> **Exercise description**
Output all lines exactly, with nothing added or dropped.

┄┄┄┄┄┄┄┄┄┄

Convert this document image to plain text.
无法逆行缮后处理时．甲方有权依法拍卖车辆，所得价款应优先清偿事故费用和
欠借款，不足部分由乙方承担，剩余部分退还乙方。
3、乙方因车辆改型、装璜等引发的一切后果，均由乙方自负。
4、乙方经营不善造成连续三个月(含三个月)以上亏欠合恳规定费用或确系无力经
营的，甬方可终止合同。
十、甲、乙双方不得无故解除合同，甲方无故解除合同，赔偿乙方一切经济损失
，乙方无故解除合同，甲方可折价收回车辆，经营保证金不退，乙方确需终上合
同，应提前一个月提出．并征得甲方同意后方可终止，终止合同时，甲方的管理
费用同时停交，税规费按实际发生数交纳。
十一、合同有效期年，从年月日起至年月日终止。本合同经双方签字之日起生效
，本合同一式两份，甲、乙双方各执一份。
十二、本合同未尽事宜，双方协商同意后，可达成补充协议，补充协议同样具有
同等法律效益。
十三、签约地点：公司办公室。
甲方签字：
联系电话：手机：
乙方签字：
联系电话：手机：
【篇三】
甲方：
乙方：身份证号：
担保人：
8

┄┄┄┄┄┄┄┄┄┄

> **Worked solution**
Convert this document image to plain text.
无法逆行缮后处理时．甲方有权依法拍卖车辆，所得价款应优先清偿事故费用和
欠借款，不足部分由乙方承担，剩余部分退还乙方。
3、乙方因车辆改型、装璜等引发的一切后果，均由乙方自负。
4、乙方经营不善造成连续三个月(含三个月)以上亏欠合恳规定费用或确系无力经
营的，甬方可终止合同。
十、甲、乙双方不得无故解除合同，甲方无故解除合同，赔偿乙方一切经济损失
，乙方无故解除合同，甲方可折价收回车辆，经营保证金不退，乙方确需终上合
同，应提前一个月提出．并征得甲方同意后方可终止，终止合同时，甲方的管理
费用同时停交，税规费按实际发生数交纳。
十一、合同有效期年，从年月日起至年月日终止。本合同经双方签字之日起生效
，本合同一式两份，甲、乙双方各执一份。
十二、本合同未尽事宜，双方协商同意后，可达成补充协议，补充协议同样具有
同等法律效益。
十三、签约地点：公司办公室。
甲方签字：
联系电话：手机：
乙方签字：
联系电话：手机：
【篇三】
甲方：
乙方：身份证号：
担保人：
8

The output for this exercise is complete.